> Vorliegender Text:
╭──
US-Sängerin Olivia Rodrigo in Berlin: Ein Weltstar wird erwachsen
Bei ihrem Berlin-Stopp ihrer Welttour „Guts“ hat Olivia Rodrigo alles gegeben. Der wahre Star war an diesem Abend das Publikum.
Während viele Erwachsene in Berlin nicht zu wissen scheinen, wer Olivia Rodrigo ist, feiert die Generation Z und Alpha sie am Samstagabend in der ausverkauften Uber-Arena in Berlin-Friedrichshain als das, was sie ist: ein Welt-Popstar. Als sie mit „bad idea, right?“ das Konzert eröffnet, über die Bühne rennt und zum Solo der Gitarristin headbanged, jubelt und kreischt das Publikum so laut, dass es ohne Ohropax kaum auszuhalten ist. Es braucht nur diesen einen Song, um klarzumachen: An diesem Abend sind alle Anwesenden bereit, alles zu geben.
Seit vier Monaten tourt Olivia Rodrigo nun mit ihrem zweiten Album „Guts“ – für das sie mit einem Grammy in der Kategorie „Best New Artist 2022“ ausgezeichnet wurde – erst durch die USA und nun durch Europa. Kurz vor Tourbeginn hat sie ihren 21. Geburtstag gefeiert.
Ihre Entwicklung vom Teenie zur Erwachsenen lässt sich an diesem Abend mit zwei aufeinanderfolgenden Balladen nachvollziehen, bei denen Olivia Rodrigo sich selbst an einem weißen Flügel begleitet. Sie lässt das Publikum nicht lange warten, bis sie „Drivers Licence“ singt, das Lied, das aus dem ehemaligen Disney-Star aus „High School Musical: Die Serie“ 2021 über Nacht eine erfolgreiche Sängerin machte. Heute zählt der Herzschmerz-Song zu den meistgestreamten der Welt. Darauf folgt „Teenage Dream“, zu dem im Hintergrund Videos aus ihrer Kindheit laufen. Eine Ballade über das Ende ihrer Teeniezeit, in der sie der Frage nachgeht, ob die besten Jahre ihres Lebens nun schon vorbei sind.
Den Wechsel zwischen rockigeren, fast punkigen Stücken zu soften Pop-Balladen gelingt ihr an diesem Abend scheinbar mühelos. Während sie gerade noch im glitzernden Minirock und Doc Martens Luftgitarre gespielt und Drumsticks in die Menge geworfen hat, sitzt sie im nächsten Moment auf dem Boden und singt begleitet von ihrer Gitarristin „Happier“ und „Favorite Crime“. Mal erinnert ihr Sound an Billie Eilish, dann wieder an Miley Cyrus oder Avril Lavgine – eine Rocksängerin, die ihren Durchbruch hatte, als Olivia Rodrigo noch nicht einmal geboren war.
╰──
> Aufgabe A:
Gib in der Auflistung den Abschnitt vom Anfang bis einschließlich der Zeile mit „- y-tick-label: 6000: [45, 318, 81, 334]“ erneut aus und ersetze darin „Wind Energy“ durch „Wind Power“, ohne sonst etwas zu verändern.
Die anschließende Auflistung steht in keinem Zusammenhang mit dem Konzertbericht.

Räumliche Layoutdaten:
╭──
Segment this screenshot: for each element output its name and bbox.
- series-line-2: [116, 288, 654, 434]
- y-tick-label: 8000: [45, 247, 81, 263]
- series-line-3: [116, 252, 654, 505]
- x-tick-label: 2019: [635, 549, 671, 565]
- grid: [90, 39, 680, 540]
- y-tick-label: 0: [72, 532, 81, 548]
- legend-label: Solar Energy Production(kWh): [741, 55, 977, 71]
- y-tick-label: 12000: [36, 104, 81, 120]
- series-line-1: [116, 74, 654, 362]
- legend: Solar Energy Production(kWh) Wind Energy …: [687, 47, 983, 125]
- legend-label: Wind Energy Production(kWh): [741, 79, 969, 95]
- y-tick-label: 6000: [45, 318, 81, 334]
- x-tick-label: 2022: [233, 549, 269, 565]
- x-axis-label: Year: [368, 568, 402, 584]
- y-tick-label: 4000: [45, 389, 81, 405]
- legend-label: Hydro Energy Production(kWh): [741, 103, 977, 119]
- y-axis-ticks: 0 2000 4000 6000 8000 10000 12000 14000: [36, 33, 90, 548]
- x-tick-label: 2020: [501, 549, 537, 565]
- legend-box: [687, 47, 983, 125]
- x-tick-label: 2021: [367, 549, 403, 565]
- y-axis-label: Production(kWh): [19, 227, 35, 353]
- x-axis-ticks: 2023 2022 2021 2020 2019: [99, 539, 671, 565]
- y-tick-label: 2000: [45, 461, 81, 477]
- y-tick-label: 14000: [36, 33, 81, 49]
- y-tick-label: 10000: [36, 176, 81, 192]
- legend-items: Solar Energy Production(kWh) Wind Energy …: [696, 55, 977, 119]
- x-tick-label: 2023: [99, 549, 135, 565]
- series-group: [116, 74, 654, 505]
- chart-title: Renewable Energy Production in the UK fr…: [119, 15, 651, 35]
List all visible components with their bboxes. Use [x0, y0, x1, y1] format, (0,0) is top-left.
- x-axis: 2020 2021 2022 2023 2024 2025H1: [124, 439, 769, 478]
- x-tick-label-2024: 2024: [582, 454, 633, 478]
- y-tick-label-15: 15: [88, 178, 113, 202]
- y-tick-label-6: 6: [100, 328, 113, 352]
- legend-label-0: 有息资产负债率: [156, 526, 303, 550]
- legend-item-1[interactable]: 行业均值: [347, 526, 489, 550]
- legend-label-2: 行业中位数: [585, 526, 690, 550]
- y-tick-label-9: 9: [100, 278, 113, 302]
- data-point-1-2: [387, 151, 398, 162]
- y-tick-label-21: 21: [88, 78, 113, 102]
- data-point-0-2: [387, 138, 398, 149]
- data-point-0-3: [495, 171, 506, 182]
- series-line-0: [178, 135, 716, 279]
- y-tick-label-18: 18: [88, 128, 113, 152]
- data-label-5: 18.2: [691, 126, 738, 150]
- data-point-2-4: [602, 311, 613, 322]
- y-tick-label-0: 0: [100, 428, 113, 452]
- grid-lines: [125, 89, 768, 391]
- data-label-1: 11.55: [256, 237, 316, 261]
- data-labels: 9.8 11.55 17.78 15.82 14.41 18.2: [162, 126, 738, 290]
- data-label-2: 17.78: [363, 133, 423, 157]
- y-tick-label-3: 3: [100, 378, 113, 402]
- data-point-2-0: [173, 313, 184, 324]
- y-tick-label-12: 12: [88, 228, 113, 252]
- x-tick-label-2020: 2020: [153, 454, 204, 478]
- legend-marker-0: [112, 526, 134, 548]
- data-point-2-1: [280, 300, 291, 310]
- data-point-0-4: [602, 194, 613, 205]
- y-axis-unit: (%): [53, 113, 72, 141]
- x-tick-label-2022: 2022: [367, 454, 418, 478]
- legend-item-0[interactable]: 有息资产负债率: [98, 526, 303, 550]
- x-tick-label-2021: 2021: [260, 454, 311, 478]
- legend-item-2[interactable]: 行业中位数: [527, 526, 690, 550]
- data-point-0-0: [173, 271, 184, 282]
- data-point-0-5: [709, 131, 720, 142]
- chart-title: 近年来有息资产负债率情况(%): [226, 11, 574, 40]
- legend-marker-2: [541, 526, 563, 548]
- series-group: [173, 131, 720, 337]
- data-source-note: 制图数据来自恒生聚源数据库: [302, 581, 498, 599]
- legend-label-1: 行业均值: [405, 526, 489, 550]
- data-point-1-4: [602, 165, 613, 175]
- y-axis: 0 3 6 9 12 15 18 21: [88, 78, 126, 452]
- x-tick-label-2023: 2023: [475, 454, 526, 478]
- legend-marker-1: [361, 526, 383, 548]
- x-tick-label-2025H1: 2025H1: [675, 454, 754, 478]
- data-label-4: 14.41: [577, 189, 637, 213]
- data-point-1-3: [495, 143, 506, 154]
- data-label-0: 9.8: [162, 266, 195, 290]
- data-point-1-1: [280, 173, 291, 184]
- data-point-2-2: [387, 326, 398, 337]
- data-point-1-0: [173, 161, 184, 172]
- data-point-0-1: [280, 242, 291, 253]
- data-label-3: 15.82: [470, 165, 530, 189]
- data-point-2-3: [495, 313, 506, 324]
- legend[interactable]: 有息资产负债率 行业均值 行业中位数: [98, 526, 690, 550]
╰──
> Aufgabe B:
Schreibe aus dem Konzertbericht den Abschnitt von „Seit vier Monaten“ bis einschließlich „21. Geburtstag gefeiert.“ wortgetreu ab.

> Ergebnis A:
Segment this screenshot: for each element output its name and bbox.
- series-line-2: [116, 288, 654, 434]
- y-tick-label: 8000: [45, 247, 81, 263]
- series-line-3: [116, 252, 654, 505]
- x-tick-label: 2019: [635, 549, 671, 565]
- grid: [90, 39, 680, 540]
- y-tick-label: 0: [72, 532, 81, 548]
- legend-label: Solar Energy Production(kWh): [741, 55, 977, 71]
- y-tick-label: 12000: [36, 104, 81, 120]
- series-line-1: [116, 74, 654, 362]
- legend: Solar Energy Production(kWh) Wind Power …: [687, 47, 983, 125]
- legend-label: Wind Power Production(kWh): [741, 79, 969, 95]
- y-tick-label: 6000: [45, 318, 81, 334]

> Ergebnis B:
Seit vier Monaten tourt Olivia Rodrigo nun mit ihrem zweiten Album „Guts“ – für das sie mit einem Grammy in der Kategorie „Best New Artist 2022“ ausgezeichnet wurde – erst durch die USA und nun durch Europa. Kurz vor Tourbeginn hat sie ihren 21. Geburtstag gefeiert.